Task input:
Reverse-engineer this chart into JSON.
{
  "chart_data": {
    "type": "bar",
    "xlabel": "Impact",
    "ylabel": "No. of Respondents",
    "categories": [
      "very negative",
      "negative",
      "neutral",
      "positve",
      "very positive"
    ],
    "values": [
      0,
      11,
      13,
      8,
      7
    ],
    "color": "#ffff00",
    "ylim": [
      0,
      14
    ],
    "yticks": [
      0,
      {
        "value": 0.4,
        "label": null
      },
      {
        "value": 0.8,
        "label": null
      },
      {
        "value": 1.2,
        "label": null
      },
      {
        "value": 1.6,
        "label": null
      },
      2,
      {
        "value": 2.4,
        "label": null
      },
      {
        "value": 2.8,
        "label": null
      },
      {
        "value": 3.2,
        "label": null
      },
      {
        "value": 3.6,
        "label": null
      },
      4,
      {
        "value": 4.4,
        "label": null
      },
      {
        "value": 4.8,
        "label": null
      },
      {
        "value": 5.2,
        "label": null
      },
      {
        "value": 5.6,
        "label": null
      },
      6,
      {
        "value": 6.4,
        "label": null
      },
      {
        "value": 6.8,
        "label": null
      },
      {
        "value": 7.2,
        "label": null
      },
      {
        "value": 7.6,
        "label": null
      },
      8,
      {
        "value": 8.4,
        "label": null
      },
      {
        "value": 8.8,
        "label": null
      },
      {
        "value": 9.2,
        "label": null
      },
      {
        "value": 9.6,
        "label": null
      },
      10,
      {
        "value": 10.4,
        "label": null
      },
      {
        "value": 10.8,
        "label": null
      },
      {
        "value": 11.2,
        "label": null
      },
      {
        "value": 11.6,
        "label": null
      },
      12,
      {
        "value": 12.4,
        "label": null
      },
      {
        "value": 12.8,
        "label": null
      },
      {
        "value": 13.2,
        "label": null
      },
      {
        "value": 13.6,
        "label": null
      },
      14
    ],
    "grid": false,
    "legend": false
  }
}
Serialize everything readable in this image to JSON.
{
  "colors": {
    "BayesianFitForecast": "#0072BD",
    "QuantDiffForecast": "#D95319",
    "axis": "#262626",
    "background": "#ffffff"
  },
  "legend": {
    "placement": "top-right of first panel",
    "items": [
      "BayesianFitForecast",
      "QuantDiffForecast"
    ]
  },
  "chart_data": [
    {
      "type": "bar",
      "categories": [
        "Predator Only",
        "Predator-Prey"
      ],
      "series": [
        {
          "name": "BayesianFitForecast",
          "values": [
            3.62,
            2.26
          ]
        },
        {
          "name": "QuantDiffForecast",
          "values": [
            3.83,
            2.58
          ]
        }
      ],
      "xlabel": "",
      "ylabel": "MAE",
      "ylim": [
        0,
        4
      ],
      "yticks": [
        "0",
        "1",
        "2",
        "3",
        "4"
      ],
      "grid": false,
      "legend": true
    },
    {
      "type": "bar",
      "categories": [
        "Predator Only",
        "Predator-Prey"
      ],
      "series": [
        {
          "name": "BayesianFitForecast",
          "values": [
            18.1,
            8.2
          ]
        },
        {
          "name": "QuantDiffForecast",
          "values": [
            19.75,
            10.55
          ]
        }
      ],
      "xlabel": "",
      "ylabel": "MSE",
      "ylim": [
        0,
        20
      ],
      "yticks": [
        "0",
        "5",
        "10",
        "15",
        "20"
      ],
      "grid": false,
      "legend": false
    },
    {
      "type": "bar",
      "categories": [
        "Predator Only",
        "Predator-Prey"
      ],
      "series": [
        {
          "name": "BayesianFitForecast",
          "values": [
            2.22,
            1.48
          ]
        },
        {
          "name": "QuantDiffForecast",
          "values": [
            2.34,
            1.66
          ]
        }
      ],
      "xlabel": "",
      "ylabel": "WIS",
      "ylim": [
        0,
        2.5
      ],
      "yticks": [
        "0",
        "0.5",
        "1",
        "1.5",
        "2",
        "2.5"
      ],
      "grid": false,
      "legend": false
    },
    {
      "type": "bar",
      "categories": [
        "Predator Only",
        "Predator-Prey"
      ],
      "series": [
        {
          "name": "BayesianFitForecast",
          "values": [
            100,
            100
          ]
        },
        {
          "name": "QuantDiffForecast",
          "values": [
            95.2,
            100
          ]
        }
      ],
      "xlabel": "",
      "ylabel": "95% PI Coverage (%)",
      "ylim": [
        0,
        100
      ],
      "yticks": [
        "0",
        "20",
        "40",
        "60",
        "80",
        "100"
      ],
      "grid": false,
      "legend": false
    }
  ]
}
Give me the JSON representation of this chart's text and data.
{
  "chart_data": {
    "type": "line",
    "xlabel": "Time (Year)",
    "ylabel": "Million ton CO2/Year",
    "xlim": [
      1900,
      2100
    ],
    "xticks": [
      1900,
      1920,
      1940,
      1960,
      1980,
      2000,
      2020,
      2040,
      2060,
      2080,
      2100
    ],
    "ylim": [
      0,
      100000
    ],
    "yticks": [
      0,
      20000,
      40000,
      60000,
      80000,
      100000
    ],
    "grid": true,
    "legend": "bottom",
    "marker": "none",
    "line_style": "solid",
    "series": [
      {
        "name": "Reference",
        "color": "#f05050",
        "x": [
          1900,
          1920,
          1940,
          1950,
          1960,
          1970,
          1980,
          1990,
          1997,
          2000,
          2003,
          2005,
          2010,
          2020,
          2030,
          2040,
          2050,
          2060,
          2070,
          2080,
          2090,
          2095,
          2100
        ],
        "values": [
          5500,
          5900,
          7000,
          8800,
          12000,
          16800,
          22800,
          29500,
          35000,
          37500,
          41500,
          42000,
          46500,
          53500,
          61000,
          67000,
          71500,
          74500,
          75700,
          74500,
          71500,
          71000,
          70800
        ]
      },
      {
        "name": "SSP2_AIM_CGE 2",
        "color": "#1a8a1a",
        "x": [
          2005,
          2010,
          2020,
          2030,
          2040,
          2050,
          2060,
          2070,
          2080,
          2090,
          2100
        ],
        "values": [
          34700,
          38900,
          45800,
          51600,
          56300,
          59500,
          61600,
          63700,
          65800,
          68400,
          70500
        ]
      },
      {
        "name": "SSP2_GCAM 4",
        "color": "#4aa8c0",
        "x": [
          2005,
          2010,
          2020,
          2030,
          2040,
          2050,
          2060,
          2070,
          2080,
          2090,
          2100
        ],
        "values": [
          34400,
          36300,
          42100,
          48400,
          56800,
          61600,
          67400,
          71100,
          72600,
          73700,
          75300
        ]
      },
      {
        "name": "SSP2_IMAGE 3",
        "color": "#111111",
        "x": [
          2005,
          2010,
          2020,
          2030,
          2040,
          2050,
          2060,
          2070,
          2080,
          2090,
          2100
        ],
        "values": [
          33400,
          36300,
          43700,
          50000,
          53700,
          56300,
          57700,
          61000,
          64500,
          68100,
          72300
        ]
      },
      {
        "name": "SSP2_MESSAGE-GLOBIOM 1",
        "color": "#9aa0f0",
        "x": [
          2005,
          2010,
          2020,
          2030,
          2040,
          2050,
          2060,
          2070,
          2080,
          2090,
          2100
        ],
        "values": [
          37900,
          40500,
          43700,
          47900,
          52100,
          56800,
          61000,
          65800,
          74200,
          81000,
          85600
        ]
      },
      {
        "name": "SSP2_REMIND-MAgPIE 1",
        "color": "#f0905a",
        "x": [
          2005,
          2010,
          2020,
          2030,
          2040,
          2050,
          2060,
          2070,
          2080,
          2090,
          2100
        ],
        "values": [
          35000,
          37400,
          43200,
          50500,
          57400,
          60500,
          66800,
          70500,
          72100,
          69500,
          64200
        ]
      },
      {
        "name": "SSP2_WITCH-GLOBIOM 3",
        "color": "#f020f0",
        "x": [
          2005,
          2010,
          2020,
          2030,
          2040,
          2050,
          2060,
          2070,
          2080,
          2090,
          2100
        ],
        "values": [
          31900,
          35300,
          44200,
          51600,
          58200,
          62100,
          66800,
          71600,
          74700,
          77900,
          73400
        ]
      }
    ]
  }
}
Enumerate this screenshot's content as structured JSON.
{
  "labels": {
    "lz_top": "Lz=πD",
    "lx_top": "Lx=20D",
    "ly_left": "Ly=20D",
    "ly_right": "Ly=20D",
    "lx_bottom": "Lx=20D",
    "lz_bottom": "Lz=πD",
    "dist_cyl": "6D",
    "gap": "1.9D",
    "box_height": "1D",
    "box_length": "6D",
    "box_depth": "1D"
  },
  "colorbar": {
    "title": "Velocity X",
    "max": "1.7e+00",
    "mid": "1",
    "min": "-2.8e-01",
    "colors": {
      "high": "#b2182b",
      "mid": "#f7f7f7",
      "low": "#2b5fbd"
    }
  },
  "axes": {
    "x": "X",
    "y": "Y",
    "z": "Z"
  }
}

Exercise objective:
Say how many lines in the records contain the string "this", and say nothing else.

Solution:
4